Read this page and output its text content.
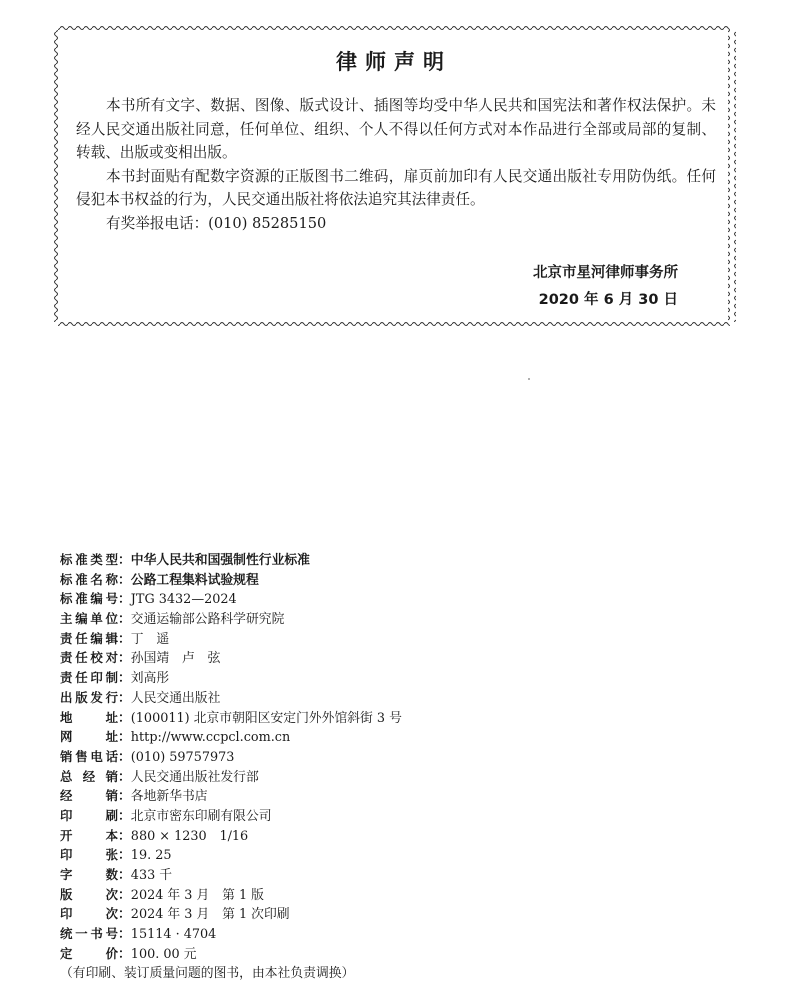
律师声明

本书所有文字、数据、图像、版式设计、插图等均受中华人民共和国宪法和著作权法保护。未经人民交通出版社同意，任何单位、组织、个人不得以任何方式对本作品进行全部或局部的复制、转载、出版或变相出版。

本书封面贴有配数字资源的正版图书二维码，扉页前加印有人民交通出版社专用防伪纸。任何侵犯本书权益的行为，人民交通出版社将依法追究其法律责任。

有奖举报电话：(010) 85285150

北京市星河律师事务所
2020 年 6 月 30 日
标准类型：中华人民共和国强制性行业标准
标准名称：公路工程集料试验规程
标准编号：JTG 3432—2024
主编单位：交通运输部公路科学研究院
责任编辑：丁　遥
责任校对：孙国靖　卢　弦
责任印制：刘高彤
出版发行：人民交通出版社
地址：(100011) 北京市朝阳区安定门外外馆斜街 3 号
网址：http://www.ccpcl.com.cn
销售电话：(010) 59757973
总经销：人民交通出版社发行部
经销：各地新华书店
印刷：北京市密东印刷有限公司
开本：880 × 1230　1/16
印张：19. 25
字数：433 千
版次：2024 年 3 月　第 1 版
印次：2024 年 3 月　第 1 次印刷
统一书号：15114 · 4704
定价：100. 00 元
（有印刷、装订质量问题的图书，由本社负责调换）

...

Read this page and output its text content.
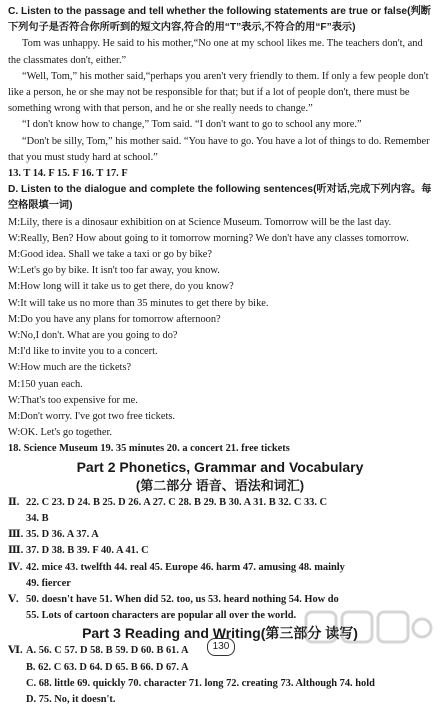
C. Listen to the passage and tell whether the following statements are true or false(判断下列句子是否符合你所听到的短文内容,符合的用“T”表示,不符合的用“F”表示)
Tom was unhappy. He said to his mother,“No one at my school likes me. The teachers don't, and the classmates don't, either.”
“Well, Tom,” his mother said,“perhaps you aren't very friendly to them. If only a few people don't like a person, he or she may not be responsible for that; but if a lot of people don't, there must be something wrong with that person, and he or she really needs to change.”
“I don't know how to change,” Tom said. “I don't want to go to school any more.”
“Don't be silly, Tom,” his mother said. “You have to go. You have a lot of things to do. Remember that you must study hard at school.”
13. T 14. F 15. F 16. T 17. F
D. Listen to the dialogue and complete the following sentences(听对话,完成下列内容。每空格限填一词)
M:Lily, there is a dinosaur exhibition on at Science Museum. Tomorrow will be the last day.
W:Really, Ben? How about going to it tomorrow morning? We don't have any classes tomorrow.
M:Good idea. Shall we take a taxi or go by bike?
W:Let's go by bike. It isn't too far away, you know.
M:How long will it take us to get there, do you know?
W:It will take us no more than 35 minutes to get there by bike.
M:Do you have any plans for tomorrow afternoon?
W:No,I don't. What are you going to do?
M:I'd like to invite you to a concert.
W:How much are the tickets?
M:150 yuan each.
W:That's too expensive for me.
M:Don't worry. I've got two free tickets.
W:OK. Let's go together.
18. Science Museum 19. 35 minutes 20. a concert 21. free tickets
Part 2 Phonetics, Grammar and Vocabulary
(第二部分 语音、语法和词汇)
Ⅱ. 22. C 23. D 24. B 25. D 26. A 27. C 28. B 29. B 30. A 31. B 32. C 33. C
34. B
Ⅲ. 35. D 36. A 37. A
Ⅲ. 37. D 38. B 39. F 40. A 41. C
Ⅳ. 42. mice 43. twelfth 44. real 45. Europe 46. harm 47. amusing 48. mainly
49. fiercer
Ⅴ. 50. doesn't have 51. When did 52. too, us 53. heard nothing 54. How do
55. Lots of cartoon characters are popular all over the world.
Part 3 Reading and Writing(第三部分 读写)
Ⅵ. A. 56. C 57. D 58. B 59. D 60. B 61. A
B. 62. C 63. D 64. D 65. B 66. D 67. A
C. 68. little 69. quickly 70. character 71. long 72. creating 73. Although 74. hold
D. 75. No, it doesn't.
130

==

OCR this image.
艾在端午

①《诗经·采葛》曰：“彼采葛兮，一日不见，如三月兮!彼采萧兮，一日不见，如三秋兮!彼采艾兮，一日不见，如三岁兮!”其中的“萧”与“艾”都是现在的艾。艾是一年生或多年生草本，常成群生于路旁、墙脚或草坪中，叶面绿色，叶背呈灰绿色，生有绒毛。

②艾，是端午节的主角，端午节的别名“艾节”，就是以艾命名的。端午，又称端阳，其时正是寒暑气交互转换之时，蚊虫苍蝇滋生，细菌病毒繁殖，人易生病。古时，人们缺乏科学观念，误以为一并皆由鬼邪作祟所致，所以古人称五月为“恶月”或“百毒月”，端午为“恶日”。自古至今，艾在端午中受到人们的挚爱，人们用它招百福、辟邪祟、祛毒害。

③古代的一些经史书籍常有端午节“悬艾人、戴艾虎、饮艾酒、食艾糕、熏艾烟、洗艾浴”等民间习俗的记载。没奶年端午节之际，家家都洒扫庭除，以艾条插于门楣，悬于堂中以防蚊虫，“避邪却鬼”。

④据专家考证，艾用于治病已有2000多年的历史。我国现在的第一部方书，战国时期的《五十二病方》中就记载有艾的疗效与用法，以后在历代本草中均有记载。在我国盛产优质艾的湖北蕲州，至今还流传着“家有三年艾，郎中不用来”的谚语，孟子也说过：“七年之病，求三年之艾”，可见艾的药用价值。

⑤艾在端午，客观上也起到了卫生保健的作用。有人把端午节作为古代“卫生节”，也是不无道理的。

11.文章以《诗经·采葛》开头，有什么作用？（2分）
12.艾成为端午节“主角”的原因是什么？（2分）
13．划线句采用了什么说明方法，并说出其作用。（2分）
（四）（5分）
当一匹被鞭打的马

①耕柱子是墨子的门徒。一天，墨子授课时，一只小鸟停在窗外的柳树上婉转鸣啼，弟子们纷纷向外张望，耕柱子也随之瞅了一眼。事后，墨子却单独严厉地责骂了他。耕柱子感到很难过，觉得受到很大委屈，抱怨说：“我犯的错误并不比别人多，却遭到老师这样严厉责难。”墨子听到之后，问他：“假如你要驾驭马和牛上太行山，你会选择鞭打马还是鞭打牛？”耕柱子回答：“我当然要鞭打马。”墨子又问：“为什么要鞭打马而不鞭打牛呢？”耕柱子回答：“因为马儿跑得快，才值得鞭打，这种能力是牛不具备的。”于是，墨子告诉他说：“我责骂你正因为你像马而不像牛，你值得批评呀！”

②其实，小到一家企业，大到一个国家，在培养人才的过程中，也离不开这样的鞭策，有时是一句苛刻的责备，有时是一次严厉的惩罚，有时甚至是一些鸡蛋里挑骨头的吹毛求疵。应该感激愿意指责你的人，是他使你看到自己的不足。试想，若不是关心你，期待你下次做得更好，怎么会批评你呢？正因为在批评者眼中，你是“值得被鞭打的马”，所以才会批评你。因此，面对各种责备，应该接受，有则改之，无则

§ WHAT IS REQUIRED
Isolate the lines above that contain the word "tickets" and copy them.

§ THE COMPLETED TASK
W:How much are the tickets?
M:Don't worry. I've got two free tickets.
18. Science Museum 19. 35 minutes 20. a concert 21. free tickets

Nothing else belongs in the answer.